* _KETENTUAN TUGAS_
a: Tuliskan kembali bagian renungan Jumat Agung mulai dari "Ribuan wajah. Ribuan" sampai dengan "tidaklah istimewa sendirian." tanpa mengubah satu kata pun.
b: Sebutkan semua kalimat tanya dalam renungan Jumat Agung yang diawali dengan kata "Siapakah kita".

* _KUTIPAN DOKUMEN_
________________________
Jumat Agung.
Ribuan wajah. Ribuan kisah hidup. Sama tertunduk saat memperingati
momen sengsara dan wafat Yesus di salib. Kutatap wajah-wajah itu
sambil merenungkan betapa sengsara adalah milik semua orang. Milik
siapa saja. Dan jika Yesus sendiri mengalami sengsara itu, mengapa
kita harus luput darinya? Tidak. Sengsara tidak pernah khusus
milikku, tidak juga khusus milikmu atau hanya milik mereka. Dalam
hidup kita, selalu ada jejak-jejak duka derita yang kita alami setiap
saat. Setiap waktu. Kita tidaklah istimewa sendirian.
Demikianlah,
hidup yang kita jalani ini, kadang menyeret kita dalam sesal dan
kebencian. Dalam putus asa dan sakit hati. Seakan-akan kita dan hanya
kitalah sendiri yang dikhianati, kita dan hanya kitalah yang
diperlakukan tidak adil, dibohongi bahkan dilukai dan dihancurkan.
Mereka yang menganggap dirinya sebagai satu-satunya pemilik duka
lara, tataplah pada wajah-wajah yang setiap saat nampak di sampingmu,
di depanmu, dimana pun berada dan sadarilah betapa banyaknya jejak
duka yang tampil di setiap kehidupan ini. Hidup kita tidaklah
istimewa. Hidup kita tidaklah berbeda satu sama lain. Sebab jika kita
percaya bahwa Yesus mengalami derita yang demikian pahit dan nyeri,
mengapa kita sendiri harus luput darinya? Bukankah itu tidak adil?
Jumat Agung.
Ribuan wajah dengan ribuan kisah hidup. Ribuan jejak yang telah
ditinggalkan dalam setiap kisah keberadaan seseorang. Dan kulihat
seorang ibu tua meneteskan air mata saat tiba saatnya dia bersujud
mengenang wafat-Nya. Apa yang dipikirkannya? Apa yang dikenangnya?
Jejak-jejak kehidupan apakah yang telah dilaluinya? Bukankah kita
yang pernah mengalami derita dapat juga memahami derita orang lain?
Dan jika kita mau jujur pada diri sendiri, kita dapat menyadari
betapa beratnya perjuangan menjalani hidup ini. Tidak ada perbedaan
di antara manusia, yang berpunya maupun yang tidak, setiap derita
punya ke-khas-annya masing-masing.
Siapakah kita
sehingga harus merasa istimewa dan khusus? Siapakah kita sehingga
patut merasa bahwa kita dan hanya kitalah pemilik kehidupan ini,
pemilik nestapa yang paling lara? Siapakah kita sehingga patut merasa
sebagai satu-satunya yang ditidak-adili dan disengsarakan? Siapakah
kita ini? Tidakkah setiap kehidupan yang terkandung di balik
wajah-wajah yang ada di sekitar kita punya jejak-jejak dukanya
sendiri? Punya jejak-jejak deritanya sendiri? Tetapi di saat lain,
bukankah mereka tetap dapat tersenyum lepas dan tertawa gembira?
________________________
* _DAFTAR DATA_
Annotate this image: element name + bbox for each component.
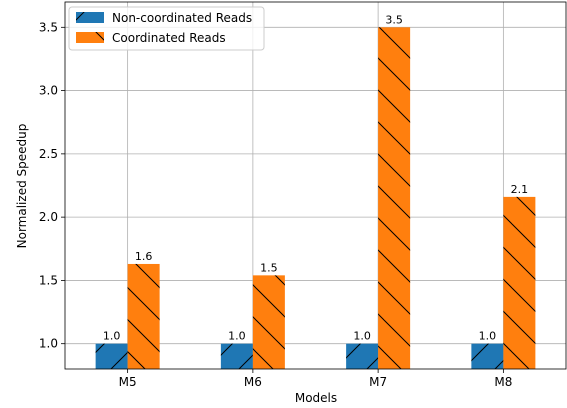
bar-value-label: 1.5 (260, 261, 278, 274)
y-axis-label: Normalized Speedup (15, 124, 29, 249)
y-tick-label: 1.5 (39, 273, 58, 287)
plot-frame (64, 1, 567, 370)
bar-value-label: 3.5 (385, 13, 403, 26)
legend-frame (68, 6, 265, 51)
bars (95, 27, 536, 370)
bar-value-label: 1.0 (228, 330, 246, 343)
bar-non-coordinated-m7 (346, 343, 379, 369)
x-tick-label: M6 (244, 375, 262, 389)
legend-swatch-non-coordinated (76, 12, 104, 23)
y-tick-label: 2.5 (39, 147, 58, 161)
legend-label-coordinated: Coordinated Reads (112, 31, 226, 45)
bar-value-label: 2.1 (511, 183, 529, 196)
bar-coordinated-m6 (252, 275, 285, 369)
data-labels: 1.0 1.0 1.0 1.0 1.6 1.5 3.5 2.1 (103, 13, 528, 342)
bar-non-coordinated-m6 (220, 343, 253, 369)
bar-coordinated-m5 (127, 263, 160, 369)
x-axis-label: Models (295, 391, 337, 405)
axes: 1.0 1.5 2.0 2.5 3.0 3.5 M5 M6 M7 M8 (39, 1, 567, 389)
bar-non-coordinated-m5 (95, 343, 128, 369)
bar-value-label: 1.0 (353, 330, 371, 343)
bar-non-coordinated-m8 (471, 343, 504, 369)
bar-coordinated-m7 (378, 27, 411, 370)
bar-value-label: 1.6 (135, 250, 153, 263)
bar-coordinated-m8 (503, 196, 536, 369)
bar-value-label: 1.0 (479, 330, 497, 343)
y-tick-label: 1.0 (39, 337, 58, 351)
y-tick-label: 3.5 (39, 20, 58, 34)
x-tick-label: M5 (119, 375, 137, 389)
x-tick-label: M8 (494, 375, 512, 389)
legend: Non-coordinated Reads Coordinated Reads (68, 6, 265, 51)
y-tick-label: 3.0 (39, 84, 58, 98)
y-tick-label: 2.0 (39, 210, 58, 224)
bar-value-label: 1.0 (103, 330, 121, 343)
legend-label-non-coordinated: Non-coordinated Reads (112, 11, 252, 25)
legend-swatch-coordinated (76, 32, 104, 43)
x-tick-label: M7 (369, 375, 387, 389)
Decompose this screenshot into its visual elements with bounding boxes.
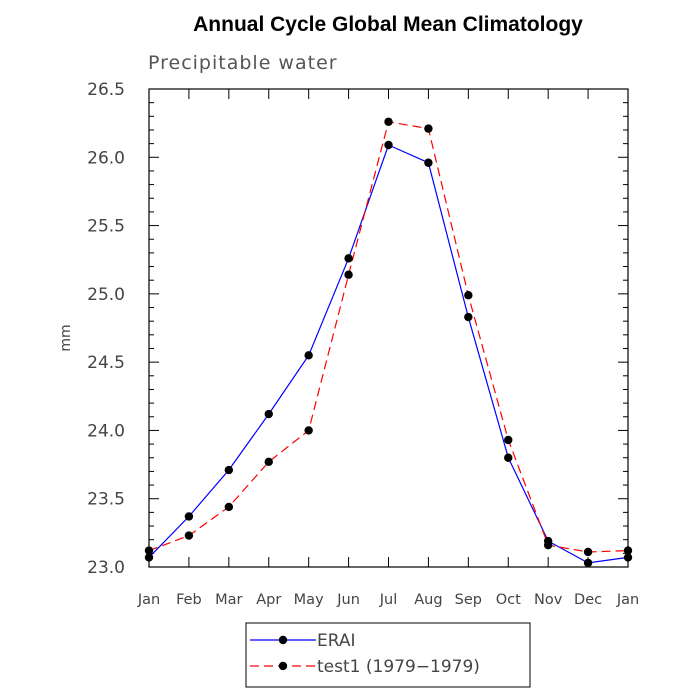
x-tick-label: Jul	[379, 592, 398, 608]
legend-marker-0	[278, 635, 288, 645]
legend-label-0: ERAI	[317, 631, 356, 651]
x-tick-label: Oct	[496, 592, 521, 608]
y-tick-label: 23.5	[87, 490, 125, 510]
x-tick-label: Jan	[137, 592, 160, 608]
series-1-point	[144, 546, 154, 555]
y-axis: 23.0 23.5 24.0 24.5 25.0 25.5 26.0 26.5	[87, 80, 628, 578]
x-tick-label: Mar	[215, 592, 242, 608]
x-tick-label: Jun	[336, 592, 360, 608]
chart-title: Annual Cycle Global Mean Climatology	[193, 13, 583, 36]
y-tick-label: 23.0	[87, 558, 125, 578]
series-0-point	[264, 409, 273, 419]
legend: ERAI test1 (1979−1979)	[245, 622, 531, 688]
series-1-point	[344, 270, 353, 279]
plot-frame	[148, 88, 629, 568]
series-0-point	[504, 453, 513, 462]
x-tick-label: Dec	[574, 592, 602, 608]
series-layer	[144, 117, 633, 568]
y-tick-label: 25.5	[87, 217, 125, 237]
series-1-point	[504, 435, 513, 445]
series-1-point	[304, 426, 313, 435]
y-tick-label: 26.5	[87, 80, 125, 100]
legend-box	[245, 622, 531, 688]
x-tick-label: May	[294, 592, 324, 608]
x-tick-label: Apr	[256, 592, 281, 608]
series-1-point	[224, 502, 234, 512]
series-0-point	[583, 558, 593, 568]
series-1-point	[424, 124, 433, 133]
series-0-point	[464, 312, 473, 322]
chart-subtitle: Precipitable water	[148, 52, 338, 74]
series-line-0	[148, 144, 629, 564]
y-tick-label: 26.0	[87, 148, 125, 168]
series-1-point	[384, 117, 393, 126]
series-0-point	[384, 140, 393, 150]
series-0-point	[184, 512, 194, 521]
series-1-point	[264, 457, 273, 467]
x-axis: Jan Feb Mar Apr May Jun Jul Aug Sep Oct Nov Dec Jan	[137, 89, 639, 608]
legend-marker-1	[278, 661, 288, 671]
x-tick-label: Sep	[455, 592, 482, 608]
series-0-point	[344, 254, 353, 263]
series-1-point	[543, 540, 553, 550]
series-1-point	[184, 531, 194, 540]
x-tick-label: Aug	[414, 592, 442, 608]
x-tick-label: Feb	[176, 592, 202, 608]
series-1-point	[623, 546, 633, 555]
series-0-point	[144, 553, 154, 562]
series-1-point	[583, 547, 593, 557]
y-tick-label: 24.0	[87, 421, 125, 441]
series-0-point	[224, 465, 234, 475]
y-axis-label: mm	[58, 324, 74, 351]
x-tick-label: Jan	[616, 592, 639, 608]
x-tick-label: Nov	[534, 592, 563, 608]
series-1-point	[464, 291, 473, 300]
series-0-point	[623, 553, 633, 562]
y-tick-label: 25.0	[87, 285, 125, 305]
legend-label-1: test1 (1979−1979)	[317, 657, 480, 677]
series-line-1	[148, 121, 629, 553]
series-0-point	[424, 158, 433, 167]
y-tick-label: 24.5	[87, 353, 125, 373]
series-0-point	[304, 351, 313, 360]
________________________
* _KUNCI JAWABAN_
a:
Ribuan wajah. Ribuan kisah hidup. Sama tertunduk saat memperingati
momen sengsara dan wafat Yesus di salib. Kutatap wajah-wajah itu
sambil merenungkan betapa sengsara adalah milik semua orang. Milik
siapa saja. Dan jika Yesus sendiri mengalami sengsara itu, mengapa
kita harus luput darinya? Tidak. Sengsara tidak pernah khusus
milikku, tidak juga khusus milikmu atau hanya milik mereka. Dalam
hidup kita, selalu ada jejak-jejak duka derita yang kita alami setiap
saat. Setiap waktu. Kita tidaklah istimewa sendirian.

b:
- Siapakah kita sehingga harus merasa istimewa dan khusus?
- Siapakah kita sehingga patut merasa bahwa kita dan hanya kitalah pemilik kehidupan ini, pemilik nestapa yang paling lara?
- Siapakah kita sehingga patut merasa sebagai satu-satunya yang ditidak-adili dan disengsarakan?
- Siapakah kita ini?